(Exercise aim)
Copy, from the entries below, each line in which the string "vive" appears.

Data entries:
────────

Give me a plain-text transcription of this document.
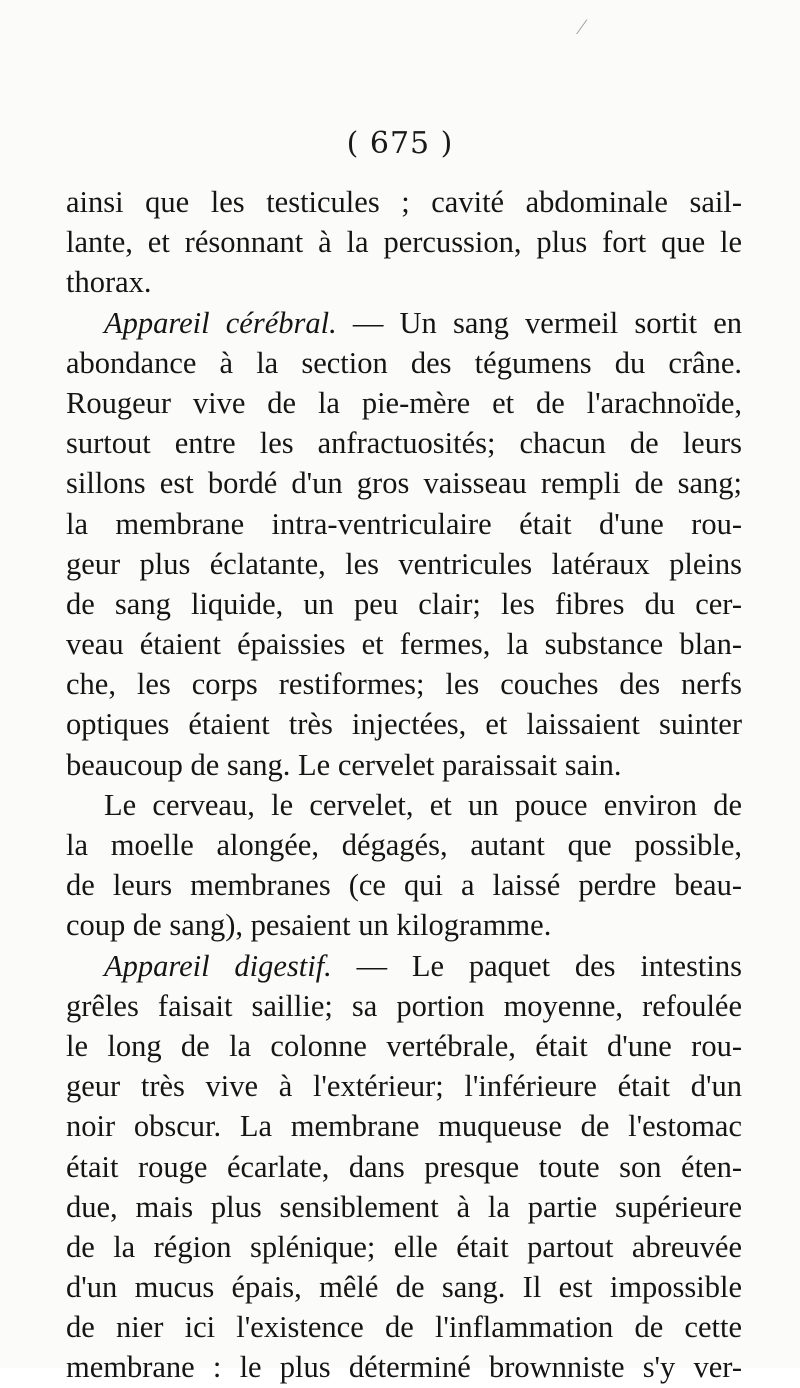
⁄
( 675 )
ainsi que les testicules ; cavité abdominale sail-
lante, et résonnant à la percussion, plus fort que le
thorax.
Appareil cérébral. — Un sang vermeil sortit en
abondance à la section des tégumens du crâne.
Rougeur vive de la pie-mère et de l'arachnoïde,
surtout entre les anfractuosités; chacun de leurs
sillons est bordé d'un gros vaisseau rempli de sang;
la membrane intra-ventriculaire était d'une rou-
geur plus éclatante, les ventricules latéraux pleins
de sang liquide, un peu clair; les fibres du cer-
veau étaient épaissies et fermes, la substance blan-
che, les corps restiformes; les couches des nerfs
optiques étaient très injectées, et laissaient suinter
beaucoup de sang. Le cervelet paraissait sain.
Le cerveau, le cervelet, et un pouce environ de
la moelle alongée, dégagés, autant que possible,
de leurs membranes (ce qui a laissé perdre beau-
coup de sang), pesaient un kilogramme.
Appareil digestif. — Le paquet des intestins
grêles faisait saillie; sa portion moyenne, refoulée
le long de la colonne vertébrale, était d'une rou-
geur très vive à l'extérieur; l'inférieure était d'un
noir obscur. La membrane muqueuse de l'estomac
était rouge écarlate, dans presque toute son éten-
due, mais plus sensiblement à la partie supérieure
de la région splénique; elle était partout abreuvée
d'un mucus épais, mêlé de sang. Il est impossible
de nier ici l'existence de l'inflammation de cette
membrane : le plus déterminé brownniste s'y ver-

────────

(Answer to the problem)
Rougeur vive de la pie-mère et de l'arachnoïde,
geur très vive à l'extérieur; l'inférieure était d'un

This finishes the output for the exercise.